Items listed in a dataset:
Begin

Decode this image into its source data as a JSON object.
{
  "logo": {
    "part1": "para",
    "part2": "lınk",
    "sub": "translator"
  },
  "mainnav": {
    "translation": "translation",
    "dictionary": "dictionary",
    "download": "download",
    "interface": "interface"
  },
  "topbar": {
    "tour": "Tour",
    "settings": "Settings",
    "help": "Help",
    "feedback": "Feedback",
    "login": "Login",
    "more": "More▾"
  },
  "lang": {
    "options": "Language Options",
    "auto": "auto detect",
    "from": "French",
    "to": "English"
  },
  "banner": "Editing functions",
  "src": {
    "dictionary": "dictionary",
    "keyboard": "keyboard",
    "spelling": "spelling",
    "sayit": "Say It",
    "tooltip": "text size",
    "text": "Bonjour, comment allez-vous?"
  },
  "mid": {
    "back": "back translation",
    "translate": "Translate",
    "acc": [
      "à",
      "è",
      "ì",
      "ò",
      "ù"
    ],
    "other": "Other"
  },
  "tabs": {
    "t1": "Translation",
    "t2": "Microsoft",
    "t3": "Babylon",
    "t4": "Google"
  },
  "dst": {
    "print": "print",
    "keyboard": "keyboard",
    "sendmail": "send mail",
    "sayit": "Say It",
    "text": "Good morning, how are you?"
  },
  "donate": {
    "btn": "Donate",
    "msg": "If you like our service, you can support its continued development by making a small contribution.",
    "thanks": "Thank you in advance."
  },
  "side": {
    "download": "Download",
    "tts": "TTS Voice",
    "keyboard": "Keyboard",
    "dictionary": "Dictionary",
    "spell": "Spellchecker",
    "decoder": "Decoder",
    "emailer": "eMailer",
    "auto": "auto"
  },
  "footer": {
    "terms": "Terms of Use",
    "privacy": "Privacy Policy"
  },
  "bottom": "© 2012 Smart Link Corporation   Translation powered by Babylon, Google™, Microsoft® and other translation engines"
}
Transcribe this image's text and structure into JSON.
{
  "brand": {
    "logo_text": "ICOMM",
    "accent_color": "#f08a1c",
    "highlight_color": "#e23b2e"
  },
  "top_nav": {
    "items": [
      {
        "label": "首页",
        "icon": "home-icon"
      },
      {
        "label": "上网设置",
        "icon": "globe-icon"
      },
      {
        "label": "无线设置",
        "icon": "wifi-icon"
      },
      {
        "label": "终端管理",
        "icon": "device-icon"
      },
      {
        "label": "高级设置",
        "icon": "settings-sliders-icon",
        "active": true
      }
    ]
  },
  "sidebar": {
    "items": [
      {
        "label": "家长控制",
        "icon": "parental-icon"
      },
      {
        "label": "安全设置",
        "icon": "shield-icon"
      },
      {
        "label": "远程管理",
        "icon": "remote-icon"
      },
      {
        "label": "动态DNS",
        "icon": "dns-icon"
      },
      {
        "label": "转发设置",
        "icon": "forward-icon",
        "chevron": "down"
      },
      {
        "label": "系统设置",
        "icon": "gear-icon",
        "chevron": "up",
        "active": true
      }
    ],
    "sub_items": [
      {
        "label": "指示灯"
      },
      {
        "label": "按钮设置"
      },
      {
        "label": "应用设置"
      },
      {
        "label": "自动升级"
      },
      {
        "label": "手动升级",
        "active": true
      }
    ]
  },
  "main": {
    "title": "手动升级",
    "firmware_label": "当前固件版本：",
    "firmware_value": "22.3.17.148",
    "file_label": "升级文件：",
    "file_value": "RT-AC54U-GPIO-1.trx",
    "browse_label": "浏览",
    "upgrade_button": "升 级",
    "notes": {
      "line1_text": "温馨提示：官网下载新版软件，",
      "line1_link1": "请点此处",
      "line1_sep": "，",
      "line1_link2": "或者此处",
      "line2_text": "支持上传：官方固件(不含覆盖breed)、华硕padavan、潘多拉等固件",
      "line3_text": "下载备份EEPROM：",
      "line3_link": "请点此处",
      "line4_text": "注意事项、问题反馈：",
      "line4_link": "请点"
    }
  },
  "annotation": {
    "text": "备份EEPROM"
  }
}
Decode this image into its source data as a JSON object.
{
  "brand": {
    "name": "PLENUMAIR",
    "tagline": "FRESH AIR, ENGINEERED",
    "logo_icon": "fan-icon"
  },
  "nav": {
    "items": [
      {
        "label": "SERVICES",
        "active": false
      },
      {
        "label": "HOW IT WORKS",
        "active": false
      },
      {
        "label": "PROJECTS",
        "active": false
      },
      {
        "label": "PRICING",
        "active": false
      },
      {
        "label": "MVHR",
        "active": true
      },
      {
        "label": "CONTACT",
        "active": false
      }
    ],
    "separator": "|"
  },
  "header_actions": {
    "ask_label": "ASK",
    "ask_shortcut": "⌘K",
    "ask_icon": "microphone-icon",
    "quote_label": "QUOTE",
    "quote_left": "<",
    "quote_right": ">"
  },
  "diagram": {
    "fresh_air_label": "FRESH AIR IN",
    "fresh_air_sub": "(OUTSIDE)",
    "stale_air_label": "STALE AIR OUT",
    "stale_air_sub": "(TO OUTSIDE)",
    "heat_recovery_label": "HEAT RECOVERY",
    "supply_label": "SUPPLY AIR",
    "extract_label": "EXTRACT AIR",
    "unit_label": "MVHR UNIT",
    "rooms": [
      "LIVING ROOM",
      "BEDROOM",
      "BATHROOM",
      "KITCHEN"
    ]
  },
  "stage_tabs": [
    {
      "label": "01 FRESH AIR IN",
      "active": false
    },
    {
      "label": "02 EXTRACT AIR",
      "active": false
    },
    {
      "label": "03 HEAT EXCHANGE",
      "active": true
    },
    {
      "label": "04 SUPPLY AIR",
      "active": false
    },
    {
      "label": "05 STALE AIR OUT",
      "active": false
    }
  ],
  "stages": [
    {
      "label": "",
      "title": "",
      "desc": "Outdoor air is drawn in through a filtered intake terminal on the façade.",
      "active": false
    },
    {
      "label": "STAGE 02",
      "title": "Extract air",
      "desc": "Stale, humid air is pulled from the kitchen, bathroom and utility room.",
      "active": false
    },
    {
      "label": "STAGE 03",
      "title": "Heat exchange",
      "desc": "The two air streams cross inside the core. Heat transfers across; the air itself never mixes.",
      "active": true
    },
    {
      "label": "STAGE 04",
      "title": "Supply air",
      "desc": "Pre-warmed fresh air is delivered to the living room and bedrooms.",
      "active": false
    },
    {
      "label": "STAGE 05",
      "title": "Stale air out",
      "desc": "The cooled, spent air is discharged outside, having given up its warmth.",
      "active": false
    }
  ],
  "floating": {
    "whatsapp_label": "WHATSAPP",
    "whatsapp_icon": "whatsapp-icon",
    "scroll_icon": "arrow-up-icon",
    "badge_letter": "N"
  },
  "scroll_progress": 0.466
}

End

WRITTEN PROBLEM:
Extract the complete data, matching each line exactly.

WRITTEN REPLY:
Decode this image into its source data as a JSON object.
{
  "logo": {
    "part1": "para",
    "part2": "lınk",
    "sub": "translator"
  },
  "mainnav": {
    "translation": "translation",
    "dictionary": "dictionary",
    "download": "download",
    "interface": "interface"
  },
  "topbar": {
    "tour": "Tour",
    "settings": "Settings",
    "help": "Help",
    "feedback": "Feedback",
    "login": "Login",
    "more": "More▾"
  },
  "lang": {
    "options": "Language Options",
    "auto": "auto detect",
    "from": "French",
    "to": "English"
  },
  "banner": "Editing functions",
  "src": {
    "dictionary": "dictionary",
    "keyboard": "keyboard",
    "spelling": "spelling",
    "sayit": "Say It",
    "tooltip": "text size",
    "text": "Bonjour, comment allez-vous?"
  },
  "mid": {
    "back": "back translation",
    "translate": "Translate",
    "acc": [
      "à",
      "è",
      "ì",
      "ò",
      "ù"
    ],
    "other": "Other"
  },
  "tabs": {
    "t1": "Translation",
    "t2": "Microsoft",
    "t3": "Babylon",
    "t4": "Google"
  },
  "dst": {
    "print": "print",
    "keyboard": "keyboard",
    "sendmail": "send mail",
    "sayit": "Say It",
    "text": "Good morning, how are you?"
  },
  "donate": {
    "btn": "Donate",
    "msg": "If you like our service, you can support its continued development by making a small contribution.",
    "thanks": "Thank you in advance."
  },
  "side": {
    "download": "Download",
    "tts": "TTS Voice",
    "keyboard": "Keyboard",
    "dictionary": "Dictionary",
    "spell": "Spellchecker",
    "decoder": "Decoder",
    "emailer": "eMailer",
    "auto": "auto"
  },
  "footer": {
    "terms": "Terms of Use",
    "privacy": "Privacy Policy"
  },
  "bottom": "© 2012 Smart Link Corporation   Translation powered by Babylon, Google™, Microsoft® and other translation engines"
}
Transcribe this image's text and structure into JSON.
{
  "brand": {
    "logo_text": "ICOMM",
    "accent_color": "#f08a1c",
    "highlight_color": "#e23b2e"
  },
  "top_nav": {
    "items": [
      {
        "label": "首页",
        "icon": "home-icon"
      },
      {
        "label": "上网设置",
        "icon": "globe-icon"
      },
      {
        "label": "无线设置",
        "icon": "wifi-icon"
      },
      {
        "label": "终端管理",
        "icon": "device-icon"
      },
      {
        "label": "高级设置",
        "icon": "settings-sliders-icon",
        "active": true
      }
    ]
  },
  "sidebar": {
    "items": [
      {
        "label": "家长控制",
        "icon": "parental-icon"
      },
      {
        "label": "安全设置",
        "icon": "shield-icon"
      },
      {
        "label": "远程管理",
        "icon": "remote-icon"
      },
      {
        "label": "动态DNS",
        "icon": "dns-icon"
      },
      {
        "label": "转发设置",
        "icon": "forward-icon",
        "chevron": "down"
      },
      {
        "label": "系统设置",
        "icon": "gear-icon",
        "chevron": "up",
        "active": true
      }
    ],
    "sub_items": [
      {
        "label": "指示灯"
      },
      {
        "label": "按钮设置"
      },
      {
        "label": "应用设置"
      },
      {
        "label": "自动升级"
      },
      {
        "label": "手动升级",
        "active": true
      }
    ]
  },
  "main": {
    "title": "手动升级",
    "firmware_label": "当前固件版本：",
    "firmware_value": "22.3.17.148",
    "file_label": "升级文件：",
    "file_value": "RT-AC54U-GPIO-1.trx",
    "browse_label": "浏览",
    "upgrade_button": "升 级",
    "notes": {
      "line1_text": "温馨提示：官网下载新版软件，",
      "line1_link1": "请点此处",
      "line1_sep": "，",
      "line1_link2": "或者此处",
      "line2_text": "支持上传：官方固件(不含覆盖breed)、华硕padavan、潘多拉等固件",
      "line3_text": "下载备份EEPROM：",
      "line3_link": "请点此处",
      "line4_text": "注意事项、问题反馈：",
      "line4_link": "请点"
    }
  },
  "annotation": {
    "text": "备份EEPROM"
  }
}
Decode this image into its source data as a JSON object.
{
  "brand": {
    "name": "PLENUMAIR",
    "tagline": "FRESH AIR, ENGINEERED",
    "logo_icon": "fan-icon"
  },
  "nav": {
    "items": [
      {
        "label": "SERVICES",
        "active": false
      },
      {
        "label": "HOW IT WORKS",
        "active": false
      },
      {
        "label": "PROJECTS",
        "active": false
      },
      {
        "label": "PRICING",
        "active": false
      },
      {
        "label": "MVHR",
        "active": true
      },
      {
        "label": "CONTACT",
        "active": false
      }
    ],
    "separator": "|"
  },
  "header_actions": {
    "ask_label": "ASK",
    "ask_shortcut": "⌘K",
    "ask_icon": "microphone-icon",
    "quote_label": "QUOTE",
    "quote_left": "<",
    "quote_right": ">"
  },
  "diagram": {
    "fresh_air_label": "FRESH AIR IN",
    "fresh_air_sub": "(OUTSIDE)",
    "stale_air_label": "STALE AIR OUT",
    "stale_air_sub": "(TO OUTSIDE)",
    "heat_recovery_label": "HEAT RECOVERY",
    "supply_label": "SUPPLY AIR",
    "extract_label": "EXTRACT AIR",
    "unit_label": "MVHR UNIT",
    "rooms": [
      "LIVING ROOM",
      "BEDROOM",
      "BATHROOM",
      "KITCHEN"
    ]
  },
  "stage_tabs": [
    {
      "label": "01 FRESH AIR IN",
      "active": false
    },
    {
      "label": "02 EXTRACT AIR",
      "active": false
    },
    {
      "label": "03 HEAT EXCHANGE",
      "active": true
    },
    {
      "label": "04 SUPPLY AIR",
      "active": false
    },
    {
      "label": "05 STALE AIR OUT",
      "active": false
    }
  ],
  "stages": [
    {
      "label": "",
      "title": "",
      "desc": "Outdoor air is drawn in through a filtered intake terminal on the façade.",
      "active": false
    },
    {
      "label": "STAGE 02",
      "title": "Extract air",
      "desc": "Stale, humid air is pulled from the kitchen, bathroom and utility room.",
      "active": false
    },
    {
      "label": "STAGE 03",
      "title": "Heat exchange",
      "desc": "The two air streams cross inside the core. Heat transfers across; the air itself never mixes.",
      "active": true
    },
    {
      "label": "STAGE 04",
      "title": "Supply air",
      "desc": "Pre-warmed fresh air is delivered to the living room and bedrooms.",
      "active": false
    },
    {
      "label": "STAGE 05",
      "title": "Stale air out",
      "desc": "The cooled, spent air is discharged outside, having given up its warmth.",
      "active": false
    }
  ],
  "floating": {
    "whatsapp_label": "WHATSAPP",
    "whatsapp_icon": "whatsapp-icon",
    "scroll_icon": "arrow-up-icon",
    "badge_letter": "N"
  },
  "scroll_progress": 0.466
}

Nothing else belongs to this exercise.